SOURCE EXCERPT
————————
Systems of parent and child workspaces can exist in very complex
hierarchies. There might be an official release version,
which has a child for the current release candidate, which
has children for each development organization, each of which
has children for each distinct group of developers.
2.2 Use of a Version Control System
A version control system is much like a database. It may actually be built
on top of a database. They are also organized into repositories (projects,
directories, etc). The basic usage cycle is pretty simple:
- It may be necessary to register yourself with a particular
repository (which may verify your ability to read or write
these files).
- When documents are created (or first imported into the version
control system) a command is run to add each file to the
repository.
It is a good idea to ensure that each file contains the
appropriate version ID/macro/strings to ensure that every
copy extracted from the repository will contain appropriate
version identification information.
- When you want to look at (or work on) files, there is usually
a simple command to extract current (or any specified versions)
of all (or any subset) of the files in the repository. These
become your working copies.
- You can view, edit, and delete these using any tools you choose.
- There are usually commands to audit your collection of files
against the repository, and tell you (a) what files you have
changed and (b) what other changes have been made to the
repository in the interim.
- There are usually commands to help you identify and reconcile
potentially conflicting updates.
- There is a command that checks your changes in to the repository.
It may ask you for a list of files to be checked in, or it
may detect them automatically.
————————
ITEMS

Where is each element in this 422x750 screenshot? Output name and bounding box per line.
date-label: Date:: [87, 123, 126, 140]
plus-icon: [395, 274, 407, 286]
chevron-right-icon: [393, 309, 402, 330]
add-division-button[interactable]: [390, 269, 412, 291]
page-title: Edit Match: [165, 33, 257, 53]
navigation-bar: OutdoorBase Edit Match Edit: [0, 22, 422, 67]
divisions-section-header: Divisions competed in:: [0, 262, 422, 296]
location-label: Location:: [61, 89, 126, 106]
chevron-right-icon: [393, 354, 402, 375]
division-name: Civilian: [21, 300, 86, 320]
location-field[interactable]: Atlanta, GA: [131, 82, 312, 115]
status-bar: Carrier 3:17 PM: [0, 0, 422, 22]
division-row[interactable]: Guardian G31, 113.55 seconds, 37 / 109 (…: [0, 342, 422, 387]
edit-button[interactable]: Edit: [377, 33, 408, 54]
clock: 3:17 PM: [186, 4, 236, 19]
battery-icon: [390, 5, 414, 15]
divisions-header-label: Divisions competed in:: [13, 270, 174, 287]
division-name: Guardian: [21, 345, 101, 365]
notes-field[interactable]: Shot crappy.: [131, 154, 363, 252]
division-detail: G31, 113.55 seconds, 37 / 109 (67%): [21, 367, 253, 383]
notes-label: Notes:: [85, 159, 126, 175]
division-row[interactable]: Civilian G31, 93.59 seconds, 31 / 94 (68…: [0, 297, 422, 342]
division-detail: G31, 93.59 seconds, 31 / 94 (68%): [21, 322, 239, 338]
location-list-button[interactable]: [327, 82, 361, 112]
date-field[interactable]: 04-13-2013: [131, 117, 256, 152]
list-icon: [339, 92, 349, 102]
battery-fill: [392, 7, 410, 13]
————————
WRITTEN EXERCISE
Reproduce the version control excerpt word for word, starting with "of all (or any" and going on through "detect them automatically.". The data above comes from a separate source and is unrelated to the version control excerpt.

SOLUTION TO THE EXERCISE
of all (or any subset) of the files in the repository. These
become your working copies.
- You can view, edit, and delete these using any tools you choose.
- There are usually commands to audit your collection of files
against the repository, and tell you (a) what files you have
changed and (b) what other changes have been made to the
repository in the interim.
- There are usually commands to help you identify and reconcile
potentially conflicting updates.
- There is a command that checks your changes in to the repository.
It may ask you for a list of files to be checked in, or it
may detect them automatically.